--- start Records for processing ---

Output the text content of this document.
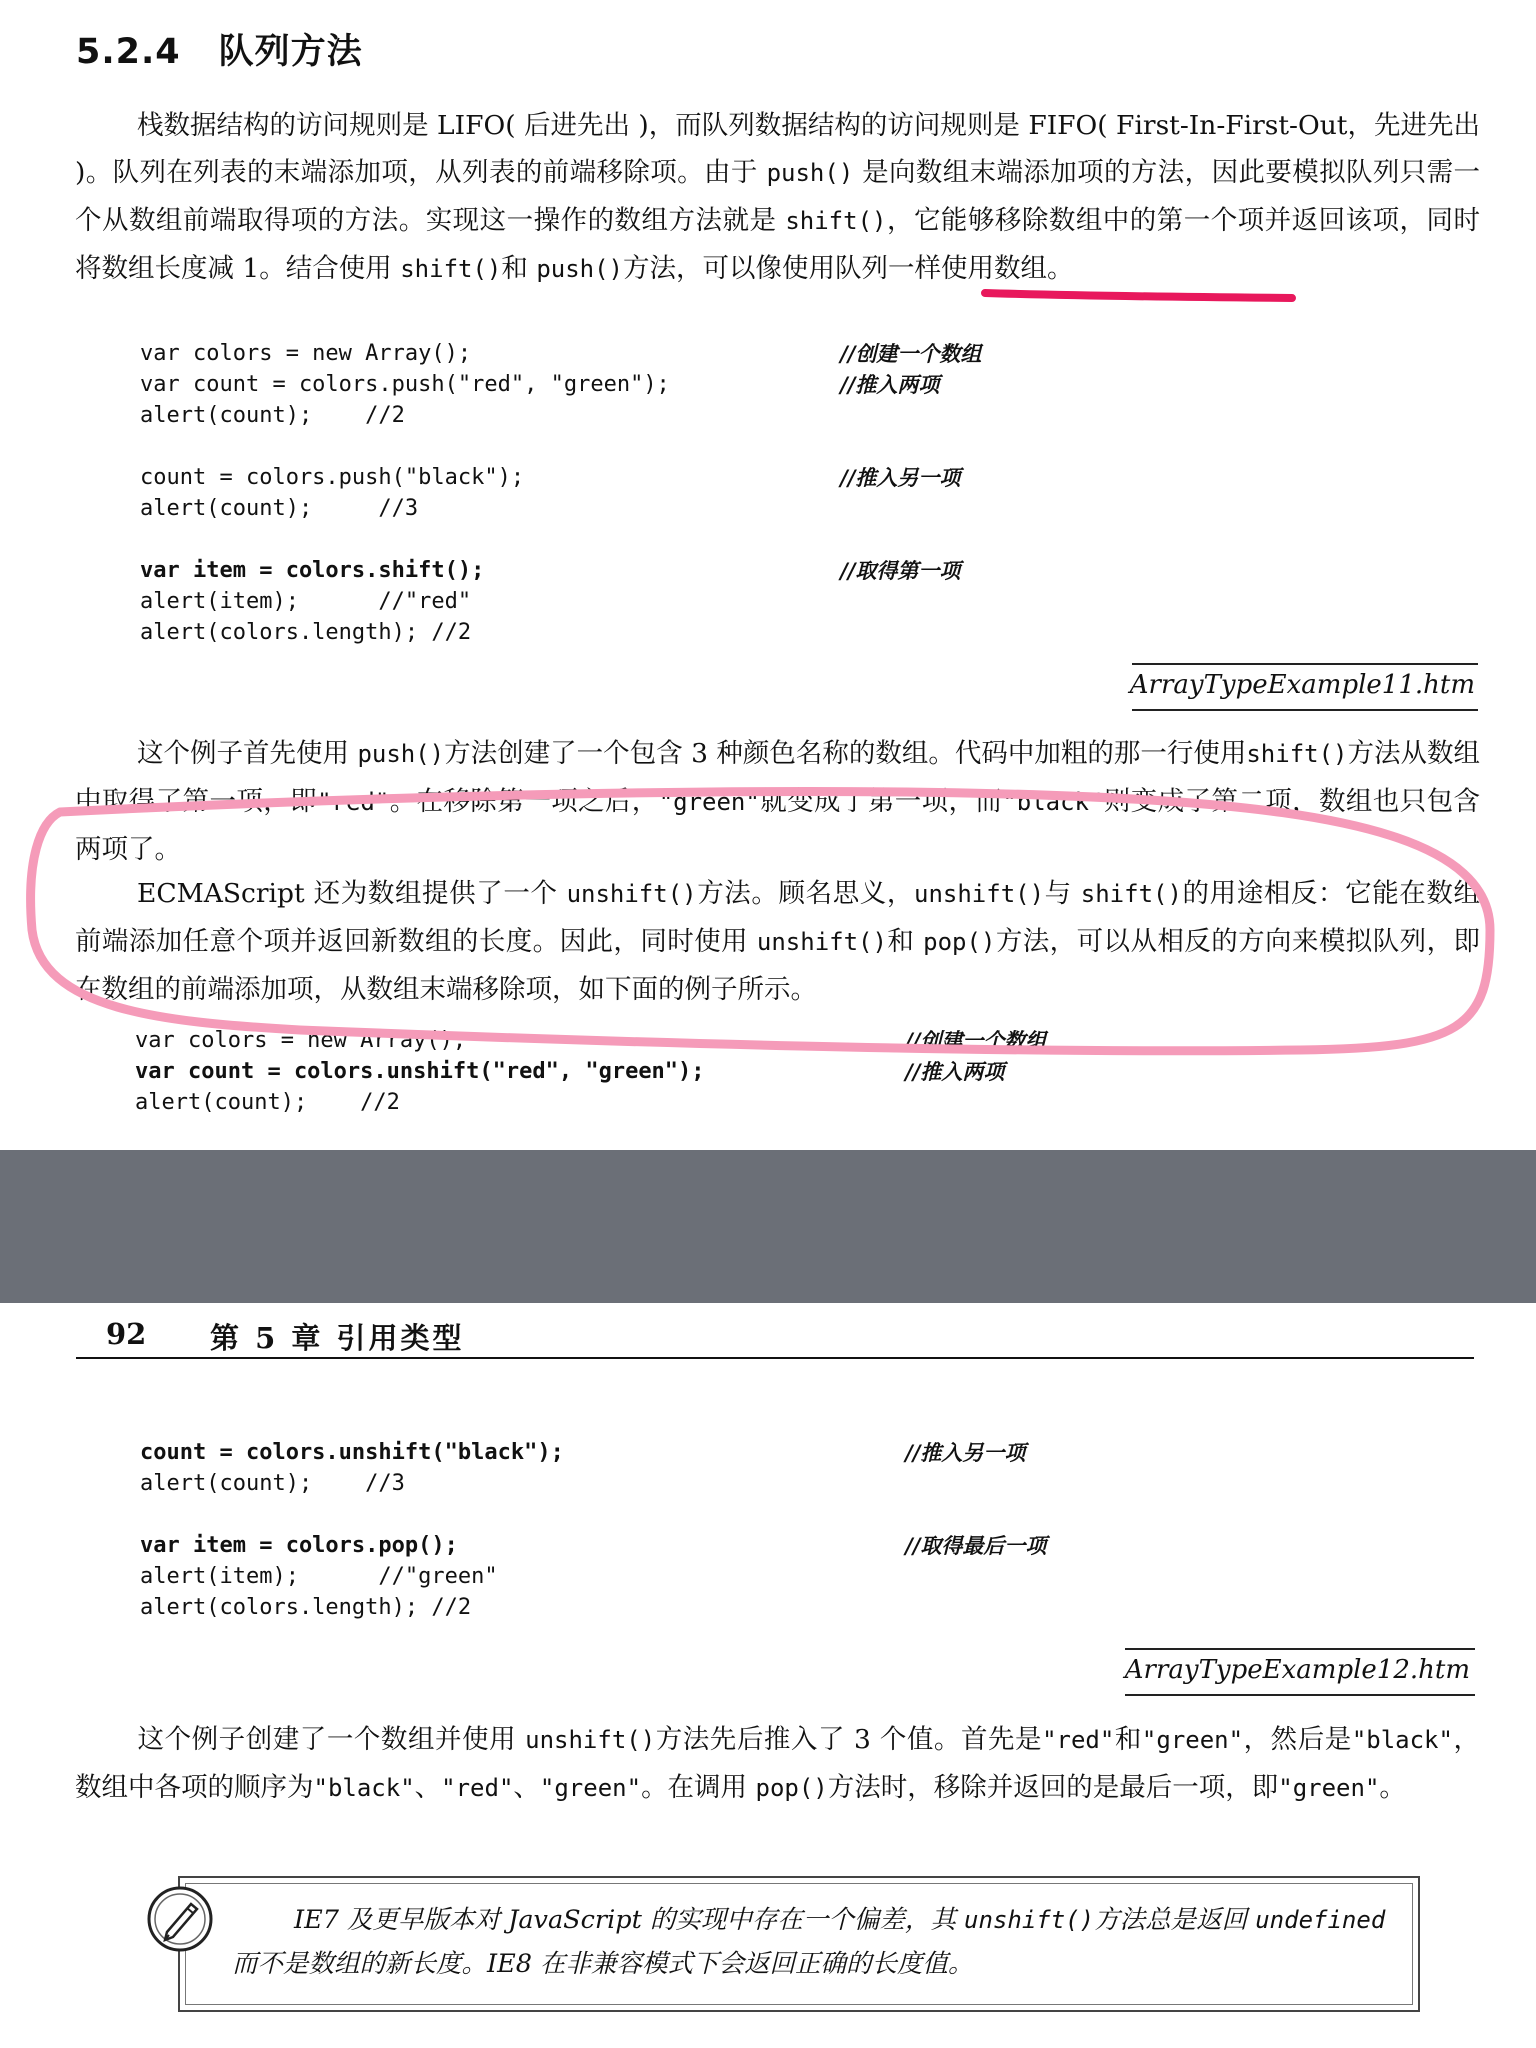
5.2.4 队列方法
栈数据结构的访问规则是 LIFO( 后进先出 )，而队列数据结构的访问规则是 FIFO( First-In-First-Out，先进先出 )。队列在列表的末端添加项，从列表的前端移除项。由于 push() 是向数组末端添加项的方法，因此要模拟队列只需一个从数组前端取得项的方法。实现这一操作的数组方法就是 shift()，它能够移除数组中的第一个项并返回该项，同时将数组长度减 1。结合使用 shift()和 push()方法，可以像使用队列一样使用数组。
var colors = new Array();	//创建一个数组
var count = colors.push("red", "green");	//推入两项
alert(count);    //2
count = colors.push("black");	//推入另一项
alert(count);     //3
var item = colors.shift();	//取得第一项
alert(item);      //"red"
alert(colors.length); //2
ArrayTypeExample11.htm
这个例子首先使用 push()方法创建了一个包含 3 种颜色名称的数组。代码中加粗的那一行使用shift()方法从数组中取得了第一项，即"red"。在移除第一项之后，"green"就变成了第一项，而"black"则变成了第二项，数组也只包含两项了。
ECMAScript 还为数组提供了一个 unshift()方法。顾名思义，unshift()与 shift()的用途相反：它能在数组前端添加任意个项并返回新数组的长度。因此，同时使用 unshift()和 pop()方法，可以从相反的方向来模拟队列，即在数组的前端添加项，从数组末端移除项，如下面的例子所示。
var colors = new Array();	//创建一个数组
var count = colors.unshift("red", "green");	//推入两项
alert(count);    //2
92 第 5 章 引用类型
count = colors.unshift("black");	//推入另一项
alert(count);    //3
var item = colors.pop();	//取得最后一项
alert(item);      //"green"
alert(colors.length); //2
ArrayTypeExample12.htm
这个例子创建了一个数组并使用 unshift()方法先后推入了 3 个值。首先是"red"和"green"，然后是"black"，数组中各项的顺序为"black"、"red"、"green"。在调用 pop()方法时，移除并返回的是最后一项，即"green"。
IE7 及更早版本对 JavaScript 的实现中存在一个偏差，其 unshift()方法总是返回 undefined而不是数组的新长度。IE8 在非兼容模式下会返回正确的长度值。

--- end Records for processing ---

> Task brief
Give the data above again in full and unchanged, skipping the pictures.

> Complete output
Output the text content of this document.
5.2.4 队列方法
栈数据结构的访问规则是 LIFO( 后进先出 )，而队列数据结构的访问规则是 FIFO( First-In-First-Out，先进先出 )。队列在列表的末端添加项，从列表的前端移除项。由于 push() 是向数组末端添加项的方法，因此要模拟队列只需一个从数组前端取得项的方法。实现这一操作的数组方法就是 shift()，它能够移除数组中的第一个项并返回该项，同时将数组长度减 1。结合使用 shift()和 push()方法，可以像使用队列一样使用数组。
var colors = new Array();	//创建一个数组
var count = colors.push("red", "green");	//推入两项
alert(count);    //2
count = colors.push("black");	//推入另一项
alert(count);     //3
var item = colors.shift();	//取得第一项
alert(item);      //"red"
alert(colors.length); //2
ArrayTypeExample11.htm
这个例子首先使用 push()方法创建了一个包含 3 种颜色名称的数组。代码中加粗的那一行使用shift()方法从数组中取得了第一项，即"red"。在移除第一项之后，"green"就变成了第一项，而"black"则变成了第二项，数组也只包含两项了。
ECMAScript 还为数组提供了一个 unshift()方法。顾名思义，unshift()与 shift()的用途相反：它能在数组前端添加任意个项并返回新数组的长度。因此，同时使用 unshift()和 pop()方法，可以从相反的方向来模拟队列，即在数组的前端添加项，从数组末端移除项，如下面的例子所示。
var colors = new Array();	//创建一个数组
var count = colors.unshift("red", "green");	//推入两项
alert(count);    //2
92 第 5 章 引用类型
count = colors.unshift("black");	//推入另一项
alert(count);    //3
var item = colors.pop();	//取得最后一项
alert(item);      //"green"
alert(colors.length); //2
ArrayTypeExample12.htm
这个例子创建了一个数组并使用 unshift()方法先后推入了 3 个值。首先是"red"和"green"，然后是"black"，数组中各项的顺序为"black"、"red"、"green"。在调用 pop()方法时，移除并返回的是最后一项，即"green"。
IE7 及更早版本对 JavaScript 的实现中存在一个偏差，其 unshift()方法总是返回 undefined而不是数组的新长度。IE8 在非兼容模式下会返回正确的长度值。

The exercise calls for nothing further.